>> START

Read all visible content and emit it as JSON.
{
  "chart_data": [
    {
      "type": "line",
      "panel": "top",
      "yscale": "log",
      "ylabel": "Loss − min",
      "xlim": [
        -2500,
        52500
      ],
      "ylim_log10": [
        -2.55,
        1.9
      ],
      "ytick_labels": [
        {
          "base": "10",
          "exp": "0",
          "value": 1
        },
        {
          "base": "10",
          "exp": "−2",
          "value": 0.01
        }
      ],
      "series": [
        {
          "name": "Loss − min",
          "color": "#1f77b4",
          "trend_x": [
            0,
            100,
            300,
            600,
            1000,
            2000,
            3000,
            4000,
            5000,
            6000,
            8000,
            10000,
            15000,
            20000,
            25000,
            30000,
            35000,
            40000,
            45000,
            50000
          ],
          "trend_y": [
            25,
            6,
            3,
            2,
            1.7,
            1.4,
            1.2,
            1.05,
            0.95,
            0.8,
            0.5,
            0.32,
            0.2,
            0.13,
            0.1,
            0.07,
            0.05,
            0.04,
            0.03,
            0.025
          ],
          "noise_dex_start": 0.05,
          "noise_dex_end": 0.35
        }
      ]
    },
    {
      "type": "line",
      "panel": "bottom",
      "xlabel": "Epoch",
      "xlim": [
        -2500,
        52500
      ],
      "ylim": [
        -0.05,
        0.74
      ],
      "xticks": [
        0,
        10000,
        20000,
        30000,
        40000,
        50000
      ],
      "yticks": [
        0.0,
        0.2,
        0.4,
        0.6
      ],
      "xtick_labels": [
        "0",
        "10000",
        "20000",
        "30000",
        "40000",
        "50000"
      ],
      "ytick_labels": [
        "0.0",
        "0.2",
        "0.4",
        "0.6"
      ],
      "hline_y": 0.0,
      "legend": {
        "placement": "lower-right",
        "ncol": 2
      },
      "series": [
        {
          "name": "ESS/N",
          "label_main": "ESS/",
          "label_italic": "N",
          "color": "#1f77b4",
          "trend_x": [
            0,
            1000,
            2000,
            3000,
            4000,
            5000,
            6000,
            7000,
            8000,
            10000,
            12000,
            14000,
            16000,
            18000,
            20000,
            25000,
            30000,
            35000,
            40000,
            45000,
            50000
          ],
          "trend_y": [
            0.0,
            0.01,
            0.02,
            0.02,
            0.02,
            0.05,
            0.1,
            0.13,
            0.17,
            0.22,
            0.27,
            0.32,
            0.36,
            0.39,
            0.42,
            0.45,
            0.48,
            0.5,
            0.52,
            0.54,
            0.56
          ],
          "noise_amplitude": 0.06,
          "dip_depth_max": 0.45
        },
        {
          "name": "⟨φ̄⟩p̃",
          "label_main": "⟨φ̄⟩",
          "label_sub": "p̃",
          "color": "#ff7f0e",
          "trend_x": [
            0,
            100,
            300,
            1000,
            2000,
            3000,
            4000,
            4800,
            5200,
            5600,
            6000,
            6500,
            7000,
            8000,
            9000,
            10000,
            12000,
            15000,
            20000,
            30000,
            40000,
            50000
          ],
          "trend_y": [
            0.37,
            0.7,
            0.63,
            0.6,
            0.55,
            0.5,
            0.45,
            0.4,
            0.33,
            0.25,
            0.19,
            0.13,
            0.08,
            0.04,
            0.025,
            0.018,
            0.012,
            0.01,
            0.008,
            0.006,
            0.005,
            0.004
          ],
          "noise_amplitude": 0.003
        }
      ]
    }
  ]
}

>> END

— Exercise objective —
Write out the entries above word for word.

— Full solution —
Read all visible content and emit it as JSON.
{
  "chart_data": [
    {
      "type": "line",
      "panel": "top",
      "yscale": "log",
      "ylabel": "Loss − min",
      "xlim": [
        -2500,
        52500
      ],
      "ylim_log10": [
        -2.55,
        1.9
      ],
      "ytick_labels": [
        {
          "base": "10",
          "exp": "0",
          "value": 1
        },
        {
          "base": "10",
          "exp": "−2",
          "value": 0.01
        }
      ],
      "series": [
        {
          "name": "Loss − min",
          "color": "#1f77b4",
          "trend_x": [
            0,
            100,
            300,
            600,
            1000,
            2000,
            3000,
            4000,
            5000,
            6000,
            8000,
            10000,
            15000,
            20000,
            25000,
            30000,
            35000,
            40000,
            45000,
            50000
          ],
          "trend_y": [
            25,
            6,
            3,
            2,
            1.7,
            1.4,
            1.2,
            1.05,
            0.95,
            0.8,
            0.5,
            0.32,
            0.2,
            0.13,
            0.1,
            0.07,
            0.05,
            0.04,
            0.03,
            0.025
          ],
          "noise_dex_start": 0.05,
          "noise_dex_end": 0.35
        }
      ]
    },
    {
      "type": "line",
      "panel": "bottom",
      "xlabel": "Epoch",
      "xlim": [
        -2500,
        52500
      ],
      "ylim": [
        -0.05,
        0.74
      ],
      "xticks": [
        0,
        10000,
        20000,
        30000,
        40000,
        50000
      ],
      "yticks": [
        0.0,
        0.2,
        0.4,
        0.6
      ],
      "xtick_labels": [
        "0",
        "10000",
        "20000",
        "30000",
        "40000",
        "50000"
      ],
      "ytick_labels": [
        "0.0",
        "0.2",
        "0.4",
        "0.6"
      ],
      "hline_y": 0.0,
      "legend": {
        "placement": "lower-right",
        "ncol": 2
      },
      "series": [
        {
          "name": "ESS/N",
          "label_main": "ESS/",
          "label_italic": "N",
          "color": "#1f77b4",
          "trend_x": [
            0,
            1000,
            2000,
            3000,
            4000,
            5000,
            6000,
            7000,
            8000,
            10000,
            12000,
            14000,
            16000,
            18000,
            20000,
            25000,
            30000,
            35000,
            40000,
            45000,
            50000
          ],
          "trend_y": [
            0.0,
            0.01,
            0.02,
            0.02,
            0.02,
            0.05,
            0.1,
            0.13,
            0.17,
            0.22,
            0.27,
            0.32,
            0.36,
            0.39,
            0.42,
            0.45,
            0.48,
            0.5,
            0.52,
            0.54,
            0.56
          ],
          "noise_amplitude": 0.06,
          "dip_depth_max": 0.45
        },
        {
          "name": "⟨φ̄⟩p̃",
          "label_main": "⟨φ̄⟩",
          "label_sub": "p̃",
          "color": "#ff7f0e",
          "trend_x": [
            0,
            100,
            300,
            1000,
            2000,
            3000,
            4000,
            4800,
            5200,
            5600,
            6000,
            6500,
            7000,
            8000,
            9000,
            10000,
            12000,
            15000,
            20000,
            30000,
            40000,
            50000
          ],
          "trend_y": [
            0.37,
            0.7,
            0.63,
            0.6,
            0.55,
            0.5,
            0.45,
            0.4,
            0.33,
            0.25,
            0.19,
            0.13,
            0.08,
            0.04,
            0.025,
            0.018,
            0.012,
            0.01,
            0.008,
            0.006,
            0.005,
            0.004
          ],
          "noise_amplitude": 0.003
        }
      ]
    }
  ]
}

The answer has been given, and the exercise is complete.